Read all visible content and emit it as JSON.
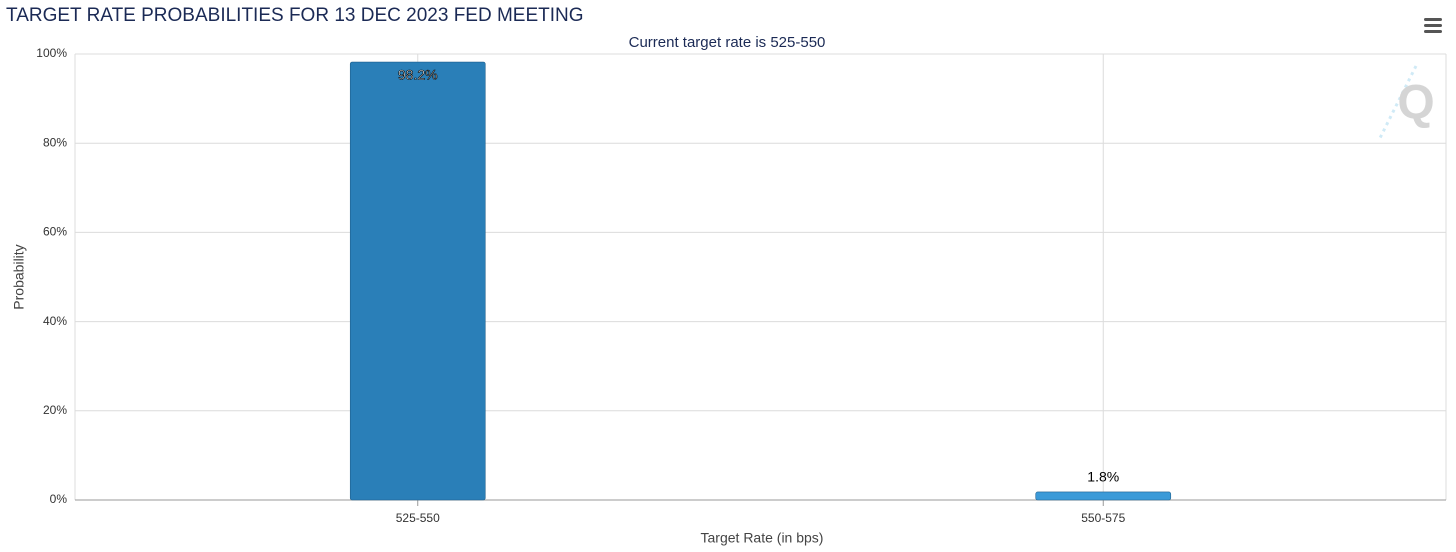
{
  "chart_data": {
    "type": "bar",
    "title": "TARGET RATE PROBABILITIES FOR 13 DEC 2023 FED MEETING",
    "subtitle": "Current target rate is 525-550",
    "x_label": "Target Rate (in bps)",
    "y_label": "Probability",
    "categories": [
      "525-550",
      "550-575"
    ],
    "values": [
      98.2,
      1.8
    ],
    "value_labels": [
      "98.2%",
      "1.8%"
    ],
    "colors": [
      "#2a7fb8",
      "#3b9ad8"
    ],
    "ylim": [
      0,
      100
    ],
    "yticks": [
      {
        "value": 0,
        "label": "0%"
      },
      {
        "value": 20,
        "label": "20%"
      },
      {
        "value": 40,
        "label": "40%"
      },
      {
        "value": 60,
        "label": "60%"
      },
      {
        "value": 80,
        "label": "80%"
      },
      {
        "value": 100,
        "label": "100%"
      }
    ],
    "grid": true
  }
}
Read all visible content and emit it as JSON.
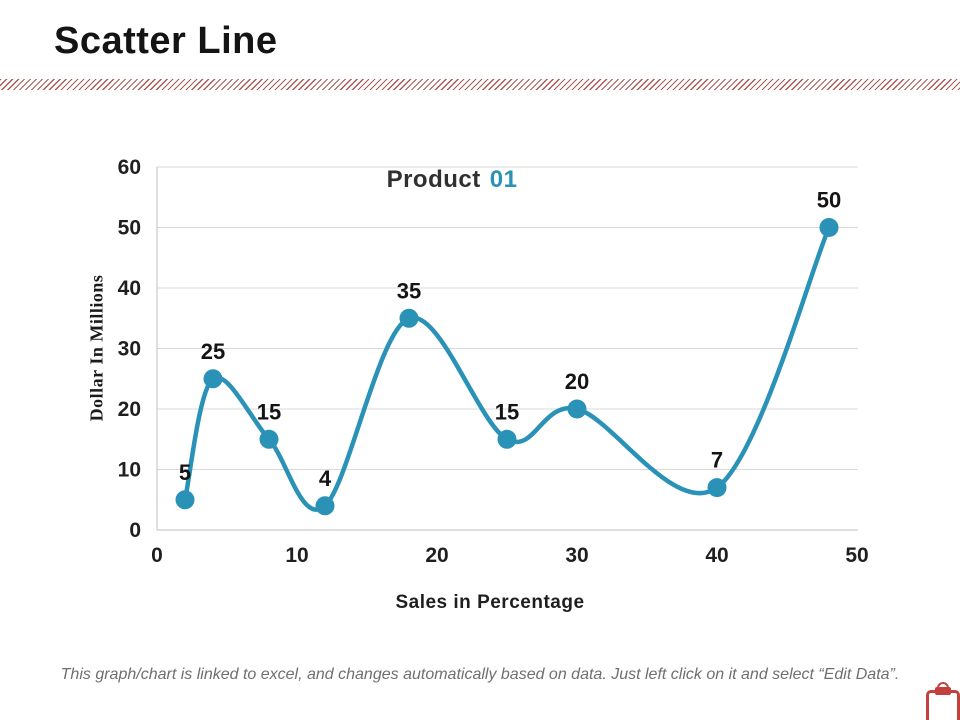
{
  "slide": {
    "title": "Scatter Line",
    "footer": "This graph/chart is linked to excel, and changes automatically based on data. Just left click on it and select “Edit Data”.",
    "clipboard_icon": "clipboard"
  },
  "colors": {
    "accent_teal": "#2A92B7",
    "hatch_red": "#9E3E3A",
    "icon_red": "#C2413C",
    "gridline": "#D9D9D9",
    "axis_line": "#BFBFBF",
    "tick_text": "#1F1F1F",
    "footer_gray": "#6F6F6F"
  },
  "chart_data": {
    "type": "scatter",
    "subtype": "smooth-line-with-markers",
    "title_parts": [
      {
        "text": "Product",
        "color": "#303030"
      },
      {
        "text": "01",
        "color": "#2A92B7"
      }
    ],
    "xlabel": "Sales in Percentage",
    "ylabel": "Dollar In Millions",
    "xlim": [
      0,
      50
    ],
    "ylim": [
      0,
      60
    ],
    "xticks": [
      0,
      10,
      20,
      30,
      40,
      50
    ],
    "yticks": [
      0,
      10,
      20,
      30,
      40,
      50,
      60
    ],
    "grid": "horizontal",
    "legend": "none",
    "series": [
      {
        "name": "Product 01",
        "color": "#2A92B7",
        "points": [
          {
            "x": 2,
            "y": 5,
            "label": "5"
          },
          {
            "x": 4,
            "y": 25,
            "label": "25"
          },
          {
            "x": 8,
            "y": 15,
            "label": "15"
          },
          {
            "x": 12,
            "y": 4,
            "label": "4"
          },
          {
            "x": 18,
            "y": 35,
            "label": "35"
          },
          {
            "x": 25,
            "y": 15,
            "label": "15"
          },
          {
            "x": 30,
            "y": 20,
            "label": "20"
          },
          {
            "x": 40,
            "y": 7,
            "label": "7"
          },
          {
            "x": 48,
            "y": 50,
            "label": "50"
          }
        ]
      }
    ]
  }
}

# What this task involves
Your copy should match the records word for word, with the pictures removed.

# Final result
Read all visible content and emit it as JSON.
{
  "chart_data": {
    "type": "bar",
    "title": "TARGET RATE PROBABILITIES FOR 13 DEC 2023 FED MEETING",
    "subtitle": "Current target rate is 525-550",
    "x_label": "Target Rate (in bps)",
    "y_label": "Probability",
    "categories": [
      "525-550",
      "550-575"
    ],
    "values": [
      98.2,
      1.8
    ],
    "value_labels": [
      "98.2%",
      "1.8%"
    ],
    "colors": [
      "#2a7fb8",
      "#3b9ad8"
    ],
    "ylim": [
      0,
      100
    ],
    "yticks": [
      {
        "value": 0,
        "label": "0%"
      },
      {
        "value": 20,
        "label": "20%"
      },
      {
        "value": 40,
        "label": "40%"
      },
      {
        "value": 60,
        "label": "60%"
      },
      {
        "value": 80,
        "label": "80%"
      },
      {
        "value": 100,
        "label": "100%"
      }
    ],
    "grid": true
  }
}
Read all visible content and emit it as JSON.
{
  "slide": {
    "title": "Scatter Line",
    "footer": "This graph/chart is linked to excel, and changes automatically based on data. Just left click on it and select “Edit Data”.",
    "clipboard_icon": "clipboard"
  },
  "colors": {
    "accent_teal": "#2A92B7",
    "hatch_red": "#9E3E3A",
    "icon_red": "#C2413C",
    "gridline": "#D9D9D9",
    "axis_line": "#BFBFBF",
    "tick_text": "#1F1F1F",
    "footer_gray": "#6F6F6F"
  },
  "chart_data": {
    "type": "scatter",
    "subtype": "smooth-line-with-markers",
    "title_parts": [
      {
        "text": "Product",
        "color": "#303030"
      },
      {
        "text": "01",
        "color": "#2A92B7"
      }
    ],
    "xlabel": "Sales in Percentage",
    "ylabel": "Dollar In Millions",
    "xlim": [
      0,
      50
    ],
    "ylim": [
      0,
      60
    ],
    "xticks": [
      0,
      10,
      20,
      30,
      40,
      50
    ],
    "yticks": [
      0,
      10,
      20,
      30,
      40,
      50,
      60
    ],
    "grid": "horizontal",
    "legend": "none",
    "series": [
      {
        "name": "Product 01",
        "color": "#2A92B7",
        "points": [
          {
            "x": 2,
            "y": 5,
            "label": "5"
          },
          {
            "x": 4,
            "y": 25,
            "label": "25"
          },
          {
            "x": 8,
            "y": 15,
            "label": "15"
          },
          {
            "x": 12,
            "y": 4,
            "label": "4"
          },
          {
            "x": 18,
            "y": 35,
            "label": "35"
          },
          {
            "x": 25,
            "y": 15,
            "label": "15"
          },
          {
            "x": 30,
            "y": 20,
            "label": "20"
          },
          {
            "x": 40,
            "y": 7,
            "label": "7"
          },
          {
            "x": 48,
            "y": 50,
            "label": "50"
          }
        ]
      }
    ]
  }
}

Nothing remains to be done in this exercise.